Task brief:
Identify, in the records below, every line where the string "document" appears, and copy each such line.

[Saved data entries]
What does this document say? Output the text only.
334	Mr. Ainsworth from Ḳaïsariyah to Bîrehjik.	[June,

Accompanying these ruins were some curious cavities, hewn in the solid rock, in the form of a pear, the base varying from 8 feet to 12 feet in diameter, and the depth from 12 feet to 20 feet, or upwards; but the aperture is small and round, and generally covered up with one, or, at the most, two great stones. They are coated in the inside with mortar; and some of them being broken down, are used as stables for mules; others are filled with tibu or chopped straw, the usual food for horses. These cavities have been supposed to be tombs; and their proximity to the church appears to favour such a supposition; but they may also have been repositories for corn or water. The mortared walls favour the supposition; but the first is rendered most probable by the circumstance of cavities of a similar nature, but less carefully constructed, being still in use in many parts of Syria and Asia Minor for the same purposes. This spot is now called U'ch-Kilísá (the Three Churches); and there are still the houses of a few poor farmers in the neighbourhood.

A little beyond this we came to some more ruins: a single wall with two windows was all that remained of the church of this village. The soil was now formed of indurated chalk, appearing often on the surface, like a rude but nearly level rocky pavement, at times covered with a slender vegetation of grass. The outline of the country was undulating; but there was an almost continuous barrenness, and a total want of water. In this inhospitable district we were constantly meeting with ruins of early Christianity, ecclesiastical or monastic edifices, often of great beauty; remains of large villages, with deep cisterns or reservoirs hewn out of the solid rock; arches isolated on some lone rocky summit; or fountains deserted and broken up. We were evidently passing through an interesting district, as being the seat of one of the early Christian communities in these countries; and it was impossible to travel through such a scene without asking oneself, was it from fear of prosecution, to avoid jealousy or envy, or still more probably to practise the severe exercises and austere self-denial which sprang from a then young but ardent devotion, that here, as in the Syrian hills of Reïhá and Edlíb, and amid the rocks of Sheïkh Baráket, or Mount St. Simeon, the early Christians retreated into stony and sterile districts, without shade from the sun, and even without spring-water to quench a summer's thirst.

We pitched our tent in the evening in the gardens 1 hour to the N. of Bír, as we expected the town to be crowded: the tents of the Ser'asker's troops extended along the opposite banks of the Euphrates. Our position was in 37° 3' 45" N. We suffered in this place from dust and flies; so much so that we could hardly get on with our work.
...
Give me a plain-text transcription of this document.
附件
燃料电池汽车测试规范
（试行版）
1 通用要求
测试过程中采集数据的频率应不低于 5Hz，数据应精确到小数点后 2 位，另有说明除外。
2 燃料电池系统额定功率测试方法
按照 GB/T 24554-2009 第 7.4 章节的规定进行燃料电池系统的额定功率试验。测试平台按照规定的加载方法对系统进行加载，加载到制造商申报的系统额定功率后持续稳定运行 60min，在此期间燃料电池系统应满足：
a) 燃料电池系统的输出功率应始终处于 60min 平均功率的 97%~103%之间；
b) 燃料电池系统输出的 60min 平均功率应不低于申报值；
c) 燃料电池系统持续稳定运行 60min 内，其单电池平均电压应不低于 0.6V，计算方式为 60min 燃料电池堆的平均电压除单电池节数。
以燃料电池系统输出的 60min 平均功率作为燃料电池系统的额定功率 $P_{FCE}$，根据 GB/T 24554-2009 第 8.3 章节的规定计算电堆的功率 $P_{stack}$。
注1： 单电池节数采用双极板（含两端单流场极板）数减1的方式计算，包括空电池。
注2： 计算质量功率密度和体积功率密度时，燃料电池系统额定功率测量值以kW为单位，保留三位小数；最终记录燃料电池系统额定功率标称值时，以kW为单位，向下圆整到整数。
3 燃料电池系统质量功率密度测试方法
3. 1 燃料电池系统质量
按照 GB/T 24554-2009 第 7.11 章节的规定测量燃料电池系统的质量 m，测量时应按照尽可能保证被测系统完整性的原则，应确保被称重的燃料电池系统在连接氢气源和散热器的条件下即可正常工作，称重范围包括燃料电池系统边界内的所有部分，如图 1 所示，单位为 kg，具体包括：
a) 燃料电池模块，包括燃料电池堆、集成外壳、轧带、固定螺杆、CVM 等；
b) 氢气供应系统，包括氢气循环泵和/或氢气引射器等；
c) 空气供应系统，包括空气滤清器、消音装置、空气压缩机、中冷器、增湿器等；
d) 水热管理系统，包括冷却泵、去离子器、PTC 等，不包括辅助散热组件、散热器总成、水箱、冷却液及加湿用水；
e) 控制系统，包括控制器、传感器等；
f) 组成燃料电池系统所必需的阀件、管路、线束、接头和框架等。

Result of this task:
What does this document say? Output the text only.
Give me a plain-text transcription of this document.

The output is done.